#### [Data to process]
+++

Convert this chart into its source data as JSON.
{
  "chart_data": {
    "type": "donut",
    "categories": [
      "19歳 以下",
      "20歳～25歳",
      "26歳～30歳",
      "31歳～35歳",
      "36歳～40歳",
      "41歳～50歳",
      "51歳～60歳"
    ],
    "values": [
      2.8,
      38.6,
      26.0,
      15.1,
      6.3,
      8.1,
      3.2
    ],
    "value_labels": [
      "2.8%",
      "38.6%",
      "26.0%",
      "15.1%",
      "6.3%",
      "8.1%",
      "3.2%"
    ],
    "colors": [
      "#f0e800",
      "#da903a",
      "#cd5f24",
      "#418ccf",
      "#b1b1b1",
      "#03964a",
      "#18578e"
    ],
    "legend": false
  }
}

+++

#### [Exercise description]
Write out all of the records once more, exactly.

#### [Task solution]
Convert this chart into its source data as JSON.
{
  "chart_data": {
    "type": "donut",
    "categories": [
      "19歳 以下",
      "20歳～25歳",
      "26歳～30歳",
      "31歳～35歳",
      "36歳～40歳",
      "41歳～50歳",
      "51歳～60歳"
    ],
    "values": [
      2.8,
      38.6,
      26.0,
      15.1,
      6.3,
      8.1,
      3.2
    ],
    "value_labels": [
      "2.8%",
      "38.6%",
      "26.0%",
      "15.1%",
      "6.3%",
      "8.1%",
      "3.2%"
    ],
    "colors": [
      "#f0e800",
      "#da903a",
      "#cd5f24",
      "#418ccf",
      "#b1b1b1",
      "#03964a",
      "#18578e"
    ],
    "legend": false
  }
}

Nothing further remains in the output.